Goal of the exercise:
Reproduce exactly the span of lines beginning at the one with "Convert this screenshot" and ending at the last line of the data below, omitting pictures.

Figure collection entries:
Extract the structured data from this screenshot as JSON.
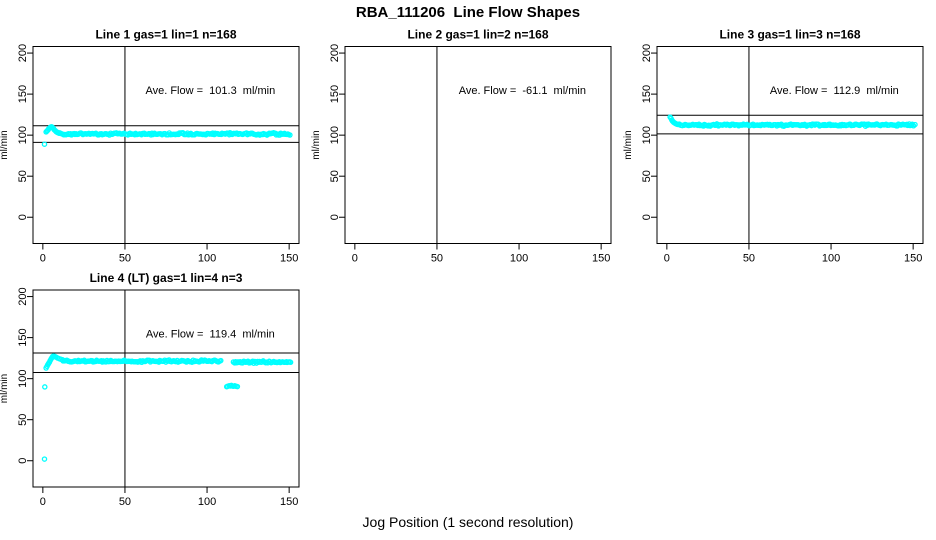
{
  "page": {
    "title": "RBA_111206  Line Flow Shapes",
    "xlabel": "Jog Position (1 second resolution)",
    "background_color": "#FFFFFF",
    "point_color": "#00FFFF",
    "line_color": "#000000"
  },
  "chart_data": [
    {
      "type": "scatter",
      "title": "Line 1 gas=1 lin=1 n=168",
      "annotation": "Ave. Flow =  101.3  ml/min",
      "annotation_pos": [
        102,
        150
      ],
      "ave_flow": 101.3,
      "ylabel": "ml/min",
      "xlim": [
        -6,
        156
      ],
      "ylim": [
        -32,
        208
      ],
      "xticks": [
        0,
        50,
        100,
        150
      ],
      "yticks": [
        0,
        50,
        100,
        150,
        200
      ],
      "vlines": [
        50
      ],
      "hlines": [
        91.2,
        111.4
      ],
      "grid": false,
      "outliers": [
        [
          1,
          89
        ]
      ],
      "ramp": [
        [
          2,
          104
        ],
        [
          2.5,
          105
        ],
        [
          3,
          106
        ],
        [
          3.5,
          107.5
        ],
        [
          4,
          108.5
        ],
        [
          4.5,
          109.5
        ],
        [
          5,
          110
        ],
        [
          5.5,
          110
        ],
        [
          6,
          109
        ],
        [
          6.5,
          108
        ],
        [
          7,
          106.5
        ],
        [
          7.5,
          105.5
        ],
        [
          8,
          104.5
        ],
        [
          8.5,
          103.8
        ],
        [
          9,
          103.2
        ],
        [
          9.5,
          102.8
        ],
        [
          10,
          102.3
        ]
      ],
      "band_segments": [
        {
          "x_from": 10.5,
          "x_to": 151,
          "y": 101.5,
          "spread": 1.0
        }
      ]
    },
    {
      "type": "scatter",
      "title": "Line 2 gas=1 lin=2 n=168",
      "annotation": "Ave. Flow =  -61.1  ml/min",
      "annotation_pos": [
        102,
        150
      ],
      "ave_flow": -61.1,
      "ylabel": "ml/min",
      "xlim": [
        -6,
        156
      ],
      "ylim": [
        -32,
        208
      ],
      "xticks": [
        0,
        50,
        100,
        150
      ],
      "yticks": [
        0,
        50,
        100,
        150,
        200
      ],
      "vlines": [
        50
      ],
      "hlines": [],
      "grid": false,
      "outliers": [],
      "ramp": [],
      "band_segments": []
    },
    {
      "type": "scatter",
      "title": "Line 3 gas=1 lin=3 n=168",
      "annotation": "Ave. Flow =  112.9  ml/min",
      "annotation_pos": [
        102,
        150
      ],
      "ave_flow": 112.9,
      "ylabel": "ml/min",
      "xlim": [
        -6,
        156
      ],
      "ylim": [
        -32,
        208
      ],
      "xticks": [
        0,
        50,
        100,
        150
      ],
      "yticks": [
        0,
        50,
        100,
        150,
        200
      ],
      "vlines": [
        50
      ],
      "hlines": [
        101.6,
        124.2
      ],
      "grid": false,
      "outliers": [],
      "ramp": [
        [
          2,
          122
        ],
        [
          2.5,
          120.5
        ],
        [
          3,
          118.5
        ],
        [
          3.5,
          117
        ],
        [
          4,
          116
        ],
        [
          4.5,
          115.2
        ],
        [
          5,
          114.5
        ],
        [
          5.5,
          114
        ],
        [
          6,
          113.5
        ],
        [
          6.5,
          113.2
        ],
        [
          7,
          113
        ]
      ],
      "band_segments": [
        {
          "x_from": 7.5,
          "x_to": 151,
          "y": 112.3,
          "spread": 1.0
        }
      ]
    },
    {
      "type": "scatter",
      "title": "Line 4 (LT) gas=1 lin=4 n=3",
      "annotation": "Ave. Flow =  119.4  ml/min",
      "annotation_pos": [
        102,
        150
      ],
      "ave_flow": 119.4,
      "ylabel": "ml/min",
      "xlim": [
        -6,
        156
      ],
      "ylim": [
        -32,
        208
      ],
      "xticks": [
        0,
        50,
        100,
        150
      ],
      "yticks": [
        0,
        50,
        100,
        150,
        200
      ],
      "vlines": [
        50
      ],
      "hlines": [
        107.5,
        131.3
      ],
      "grid": false,
      "outliers": [
        [
          1,
          2
        ],
        [
          1.2,
          90
        ]
      ],
      "ramp": [
        [
          2,
          113
        ],
        [
          2.5,
          115
        ],
        [
          3,
          117
        ],
        [
          3.5,
          118.5
        ],
        [
          4,
          120
        ],
        [
          4.5,
          122
        ],
        [
          5,
          124
        ],
        [
          5.5,
          125.5
        ],
        [
          6,
          127
        ],
        [
          6.5,
          127.5
        ],
        [
          7,
          127.3
        ],
        [
          7.5,
          126.8
        ],
        [
          8,
          126.2
        ],
        [
          9,
          125.2
        ],
        [
          10,
          124.3
        ],
        [
          11,
          123.6
        ],
        [
          12,
          123
        ]
      ],
      "band_segments": [
        {
          "x_from": 12.5,
          "x_to": 109,
          "y": 121.3,
          "spread": 1.0
        },
        {
          "x_from": 112,
          "x_to": 119,
          "y": 91,
          "spread": 0.8
        },
        {
          "x_from": 116,
          "x_to": 151,
          "y": 120.3,
          "spread": 1.0
        }
      ]
    }
  ]
}
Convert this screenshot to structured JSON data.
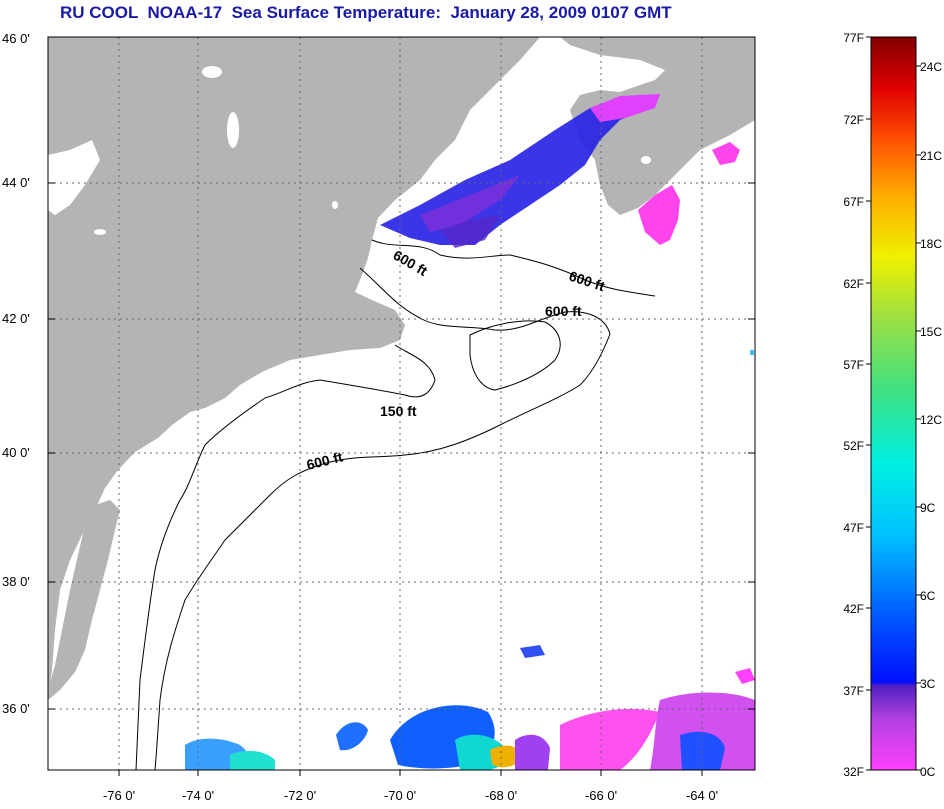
{
  "title": "RU COOL  NOAA-17  Sea Surface Temperature:  January 28, 2009 0107 GMT",
  "lat_labels": [
    "46 0'",
    "44 0'",
    "42 0'",
    "40 0'",
    "38 0'",
    "36 0'"
  ],
  "lon_labels": [
    "-76 0'",
    "-74 0'",
    "-72 0'",
    "-70 0'",
    "-68 0'",
    "-66 0'",
    "-64 0'"
  ],
  "contour_labels": [
    "600 ft",
    "600 ft",
    "600 ft",
    "150 ft",
    "600 ft"
  ],
  "colorbar": {
    "fahrenheit": [
      "77F",
      "72F",
      "67F",
      "62F",
      "57F",
      "52F",
      "47F",
      "42F",
      "37F",
      "32F"
    ],
    "celsius": [
      "24C",
      "21C",
      "18C",
      "15C",
      "12C",
      "9C",
      "6C",
      "3C",
      "0C"
    ]
  },
  "colors": {
    "land": "#b4b4b4",
    "ocean": "#ffffff",
    "title": "#1a1aa8"
  }
}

Task answer:
Convert this screenshot to structured JSON data.
{
  "title": "RU COOL  NOAA-17  Sea Surface Temperature:  January 28, 2009 0107 GMT",
  "lat_labels": [
    "46 0'",
    "44 0'",
    "42 0'",
    "40 0'",
    "38 0'",
    "36 0'"
  ],
  "lon_labels": [
    "-76 0'",
    "-74 0'",
    "-72 0'",
    "-70 0'",
    "-68 0'",
    "-66 0'",
    "-64 0'"
  ],
  "contour_labels": [
    "600 ft",
    "600 ft",
    "600 ft",
    "150 ft",
    "600 ft"
  ],
  "colorbar": {
    "fahrenheit": [
      "77F",
      "72F",
      "67F",
      "62F",
      "57F",
      "52F",
      "47F",
      "42F",
      "37F",
      "32F"
    ],
    "celsius": [
      "24C",
      "21C",
      "18C",
      "15C",
      "12C",
      "9C",
      "6C",
      "3C",
      "0C"
    ]
  },
  "colors": {
    "land": "#b4b4b4",
    "ocean": "#ffffff",
    "title": "#1a1aa8"
  }
}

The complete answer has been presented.